## TEXT PASSAGE
^^^^^^^^^^^^^^^^
On Mon, Oct 27, 2008 at 7:52 PM, Mingming Cao <cmm@...ibm.com> wrote:
>
> 在 2008-10-27一的 18:29 -0400,Mike Snitzer写道:
>> Please see: e6022603b9aa7d61d20b392e69edcdbbc1789969
>>
>> Having a look at the LKML archives this was raised back in 2006:
>> http://lkml.org/lkml/2006/6/23/337
>>
>> I'm not interested in whether unlikely() actually helps here.
>>
>> I'm still missing _why_ rsv is mostly NULL at this callsite, as Andrew
>> asserted here:
>> http://lkml.org/lkml/2006/6/23/400
>>
>> And then Steve here: http://lkml.org/lkml/2006/6/24/76
>> Where he said:
>> "The problem is that in these cases the pointer is NULL several thousands
>> of times for every time it is not NULL (if ever).  The non-NULL case is
>> where an error occurred or something very special.  So I don't see how
>> the if here is a problem?"
>>
>> I'm missing which error or what "something very special" is the
>> unlikely() reason for having rsv be NULL.
>>
>> Looking at the code; ext3_clear_inode() is _the_ place where the
>> i_block_alloc_info is cleaned up.  In my testing the rsv is _never_
>> NULL if the file was open for writing.  Are we saying that reads are
>> much more common than writes?  May be a reasonable assumption but
>> saying as much is very different than what Steve seemed to be eluding
>> to...
>>
>
> i_block_alloc_info as the structure to keep track of block
> reservation/allocation,  is dynamically allocated when file does need
> blocks. So rsv remains NULL even if file is open for rewrite,  until
> file is about to do block allocation.

Yes, i_block_alloc_info is only allocated when a block must be allocated...

I over simplified this by making the distinction of the file open for
writing.  My intent was to point out that allocating blocks for writes
isn't that uncommon.

I was mainly just looking for clarification on i_block_alloc_info's
life-cycle... based on Steve's comment from 2006 I thought I might be
missing something.  It doesn't really look like I was.
^^^^^^^^^^^^^^^^
## STORED DATA
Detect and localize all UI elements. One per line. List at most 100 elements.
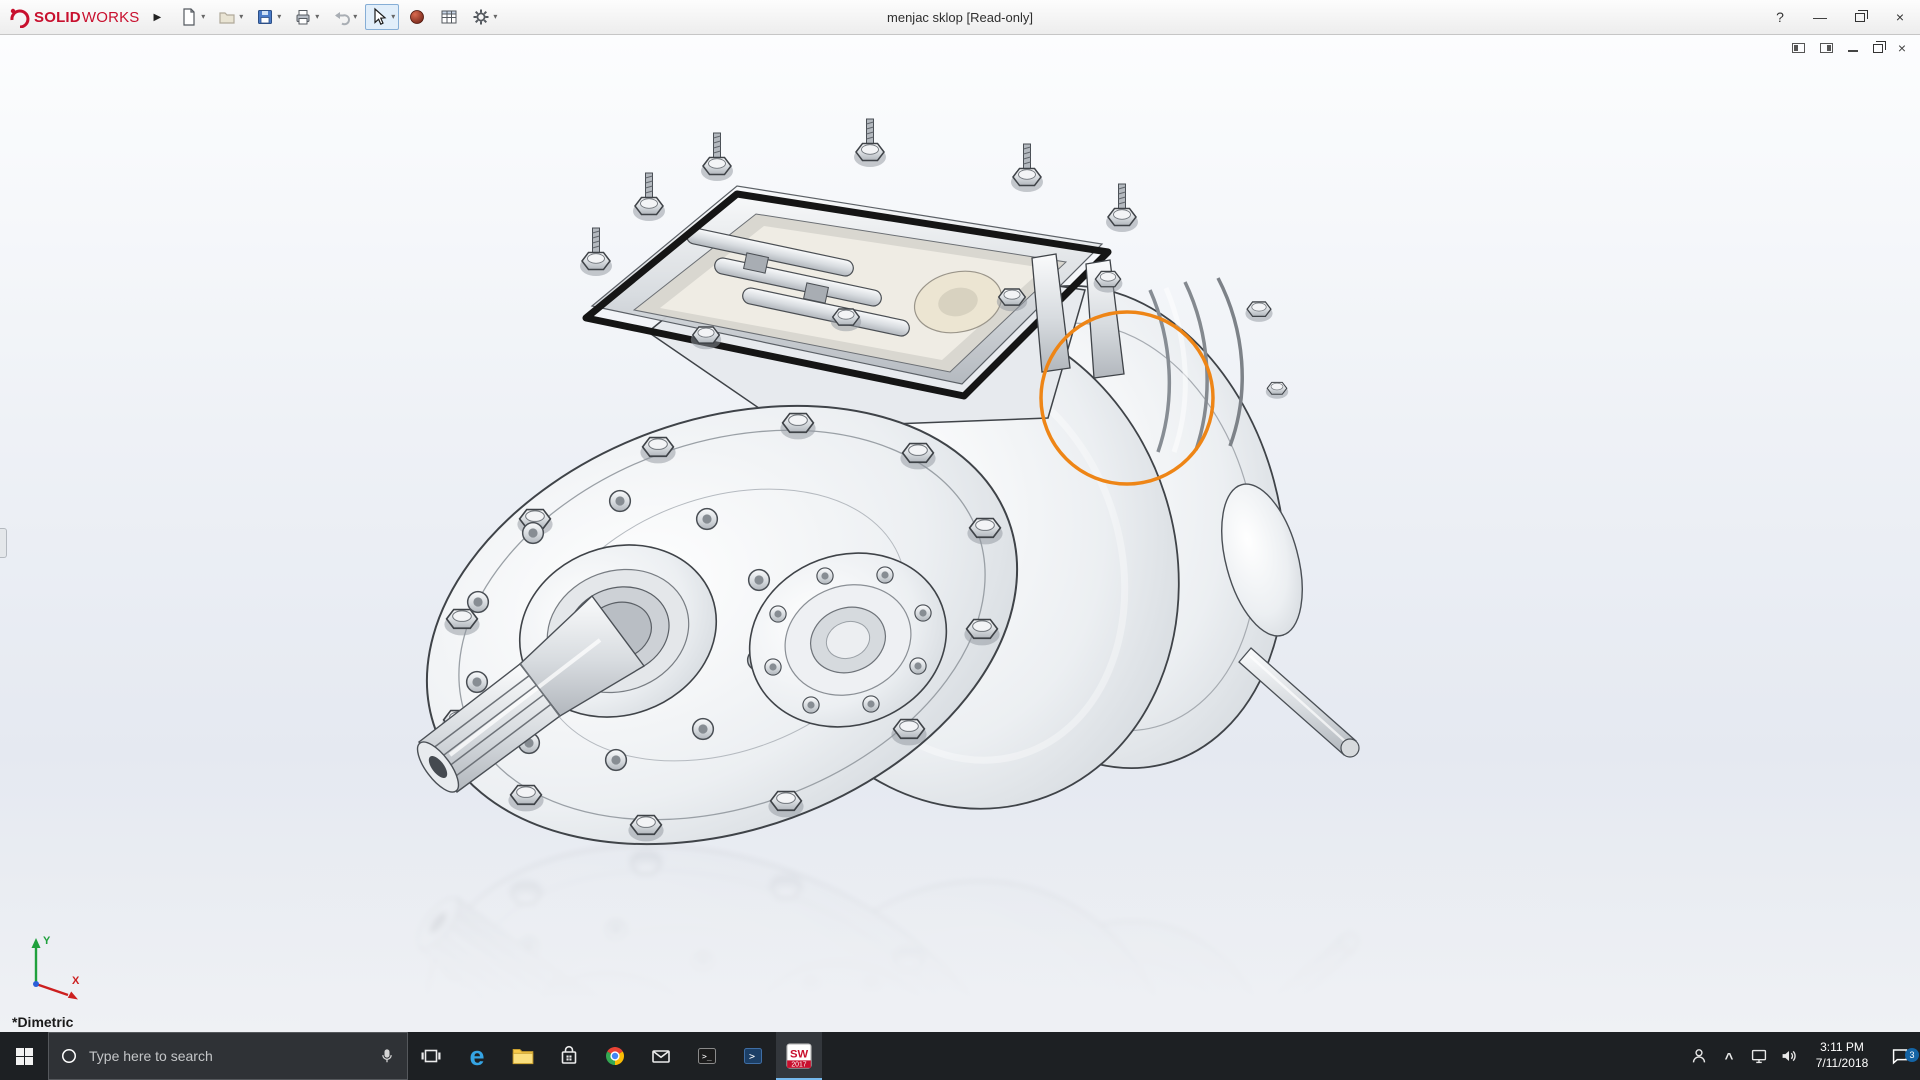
^^^^^^^^^^^^^^^^
## REQUIREMENT
According to the email thread, which function is the place where i_block_alloc_info is cleaned up?

## SOLVED PROBLEM
ext3_clear_inode()